PROBLEM TO WORK ON
Could you copy out everything in the Taxol intermediate analysis from "It can be seen" down to "more energetically expensive.", swapping "bend energy" for "bending energy"?

Analysis of the isomeric forms of the Intermediate

Structure energies of three isomers of the Taxol intermediate

Structure	Method	Total energy	Stretch	Bend	Stretch-Bend	Torsion	Non-1,4 VDW	1,4 VDW	Dipole/Dipole
	MM2	47.8	2.8	16.5	0.4	18.2	-1.5	13.1	-1.7
	MMFF94	60.7	-	-	-	-	-	-	-
	MM2	42.7	2.6	11.3	0.3	19.7	-2.2	12.9	-2.0
	MMFF94	60.6	-	-	-	-	-	-	-
	MM2	52.5	3.3	16.8	0.4	20.1	-0.1	13.8	-1.8
	MMFF94	74.8	-	-	-	-	-	-	-

It can be seen here that Structure 7 represents a high energy conformer which is thermodynamically unfavourable and is likely a minor isomer and in contrast: the low energy structures 5 and 6 are the major isomers of interest. The main difference in energy between Structures 5 and 6 is the bend energy. Measurement of the bond angles at the carbonyl carbon illustrates the degree of strain from normality (120°). Structure 6 is calculated to have a bond angle of 120° whereas Structure 5 has an angle of 126°, which explains the higher bend energy in the structure.

Hence the atropisomer with the carbonyl down (Structure 6) is shown to be the more thermodynamically stable isomer. This is in agreement with the literaure^[5], whereby it was found that the carbonyl up structure is more energetically expensive.

The alkene by the bridgehead is already strained to a small degree from the ideal angle of 120°. Were the alkene to be hygrogenated to an alkane single bond, it can be calculated^[6] that the product does not have a vast change in angle between the bridgehead and the previously alkene C-C bond, instead as a result there is a large angle strain from ideal sp² geometry, and hence the hydrogenated product is unfavourable. This is the phenomenon of 'hyperstable akenes', whereby alkenes next to strained bridgeheads have a stabilisation related to the fact that hydrogenating would be an unfavourable reaction.

DATA BLOCK
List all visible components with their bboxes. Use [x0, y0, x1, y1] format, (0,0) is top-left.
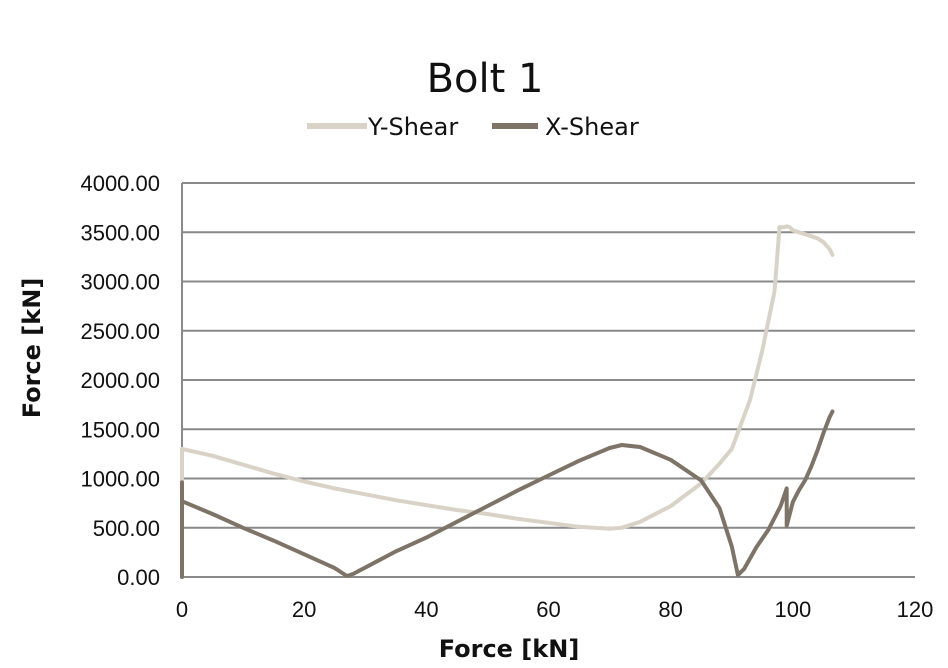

WORKED SOLUTION
It can be seen here that Structure 7 represents a high energy conformer which is thermodynamically unfavourable and is likely a minor isomer and in contrast: the low energy structures 5 and 6 are the major isomers of interest. The main difference in energy between Structures 5 and 6 is the bending energy. Measurement of the bond angles at the carbonyl carbon illustrates the degree of strain from normality (120°). Structure 6 is calculated to have a bond angle of 120° whereas Structure 5 has an angle of 126°, which explains the higher bending energy in the structure.

Hence the atropisomer with the carbonyl down (Structure 6) is shown to be the more thermodynamically stable isomer. This is in agreement with the literaure^[5], whereby it was found that the carbonyl up structure is more energetically expensive.